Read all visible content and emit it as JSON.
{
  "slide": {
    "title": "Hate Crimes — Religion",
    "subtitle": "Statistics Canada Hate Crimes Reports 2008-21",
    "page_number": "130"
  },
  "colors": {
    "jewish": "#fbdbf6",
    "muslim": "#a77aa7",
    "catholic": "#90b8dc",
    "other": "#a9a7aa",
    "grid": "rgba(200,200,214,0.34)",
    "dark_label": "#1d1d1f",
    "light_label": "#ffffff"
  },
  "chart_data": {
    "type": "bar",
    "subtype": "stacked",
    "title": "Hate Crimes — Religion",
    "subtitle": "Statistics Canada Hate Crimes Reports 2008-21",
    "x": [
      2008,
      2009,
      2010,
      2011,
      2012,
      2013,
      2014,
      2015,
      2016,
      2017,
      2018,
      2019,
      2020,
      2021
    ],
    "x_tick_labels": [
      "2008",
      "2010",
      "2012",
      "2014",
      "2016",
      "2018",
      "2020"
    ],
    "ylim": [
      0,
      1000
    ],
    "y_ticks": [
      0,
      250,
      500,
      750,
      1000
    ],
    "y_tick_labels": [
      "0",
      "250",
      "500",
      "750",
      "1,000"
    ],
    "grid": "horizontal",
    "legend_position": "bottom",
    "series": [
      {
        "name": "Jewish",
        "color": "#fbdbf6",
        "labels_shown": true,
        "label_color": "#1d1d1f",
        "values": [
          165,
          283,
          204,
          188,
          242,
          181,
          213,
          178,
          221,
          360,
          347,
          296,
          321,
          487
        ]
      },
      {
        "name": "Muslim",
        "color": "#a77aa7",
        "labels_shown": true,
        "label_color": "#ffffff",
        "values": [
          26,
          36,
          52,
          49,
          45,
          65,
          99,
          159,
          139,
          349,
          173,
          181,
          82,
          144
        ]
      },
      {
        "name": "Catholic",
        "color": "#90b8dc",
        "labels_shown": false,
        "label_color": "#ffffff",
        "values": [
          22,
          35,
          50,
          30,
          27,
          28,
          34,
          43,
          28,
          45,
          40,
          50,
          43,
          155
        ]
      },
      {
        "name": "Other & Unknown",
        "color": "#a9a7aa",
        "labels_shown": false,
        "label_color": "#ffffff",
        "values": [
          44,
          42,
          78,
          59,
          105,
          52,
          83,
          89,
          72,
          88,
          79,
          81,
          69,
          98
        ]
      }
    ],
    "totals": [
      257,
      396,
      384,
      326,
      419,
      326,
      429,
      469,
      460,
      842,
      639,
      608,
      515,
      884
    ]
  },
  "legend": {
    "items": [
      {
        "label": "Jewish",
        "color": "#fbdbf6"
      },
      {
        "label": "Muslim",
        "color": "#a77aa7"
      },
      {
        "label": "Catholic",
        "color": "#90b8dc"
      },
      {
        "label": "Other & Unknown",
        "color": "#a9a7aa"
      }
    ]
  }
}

:::

WRITTEN TASK -
Retype the listing. Match it exactly.

ANSWER TO THE EXERCISE -
Read all visible content and emit it as JSON.
{
  "slide": {
    "title": "Hate Crimes — Religion",
    "subtitle": "Statistics Canada Hate Crimes Reports 2008-21",
    "page_number": "130"
  },
  "colors": {
    "jewish": "#fbdbf6",
    "muslim": "#a77aa7",
    "catholic": "#90b8dc",
    "other": "#a9a7aa",
    "grid": "rgba(200,200,214,0.34)",
    "dark_label": "#1d1d1f",
    "light_label": "#ffffff"
  },
  "chart_data": {
    "type": "bar",
    "subtype": "stacked",
    "title": "Hate Crimes — Religion",
    "subtitle": "Statistics Canada Hate Crimes Reports 2008-21",
    "x": [
      2008,
      2009,
      2010,
      2011,
      2012,
      2013,
      2014,
      2015,
      2016,
      2017,
      2018,
      2019,
      2020,
      2021
    ],
    "x_tick_labels": [
      "2008",
      "2010",
      "2012",
      "2014",
      "2016",
      "2018",
      "2020"
    ],
    "ylim": [
      0,
      1000
    ],
    "y_ticks": [
      0,
      250,
      500,
      750,
      1000
    ],
    "y_tick_labels": [
      "0",
      "250",
      "500",
      "750",
      "1,000"
    ],
    "grid": "horizontal",
    "legend_position": "bottom",
    "series": [
      {
        "name": "Jewish",
        "color": "#fbdbf6",
        "labels_shown": true,
        "label_color": "#1d1d1f",
        "values": [
          165,
          283,
          204,
          188,
          242,
          181,
          213,
          178,
          221,
          360,
          347,
          296,
          321,
          487
        ]
      },
      {
        "name": "Muslim",
        "color": "#a77aa7",
        "labels_shown": true,
        "label_color": "#ffffff",
        "values": [
          26,
          36,
          52,
          49,
          45,
          65,
          99,
          159,
          139,
          349,
          173,
          181,
          82,
          144
        ]
      },
      {
        "name": "Catholic",
        "color": "#90b8dc",
        "labels_shown": false,
        "label_color": "#ffffff",
        "values": [
          22,
          35,
          50,
          30,
          27,
          28,
          34,
          43,
          28,
          45,
          40,
          50,
          43,
          155
        ]
      },
      {
        "name": "Other & Unknown",
        "color": "#a9a7aa",
        "labels_shown": false,
        "label_color": "#ffffff",
        "values": [
          44,
          42,
          78,
          59,
          105,
          52,
          83,
          89,
          72,
          88,
          79,
          81,
          69,
          98
        ]
      }
    ],
    "totals": [
      257,
      396,
      384,
      326,
      419,
      326,
      429,
      469,
      460,
      842,
      639,
      608,
      515,
      884
    ]
  },
  "legend": {
    "items": [
      {
        "label": "Jewish",
        "color": "#fbdbf6"
      },
      {
        "label": "Muslim",
        "color": "#a77aa7"
      },
      {
        "label": "Catholic",
        "color": "#90b8dc"
      },
      {
        "label": "Other & Unknown",
        "color": "#a9a7aa"
      }
    ]
  }
}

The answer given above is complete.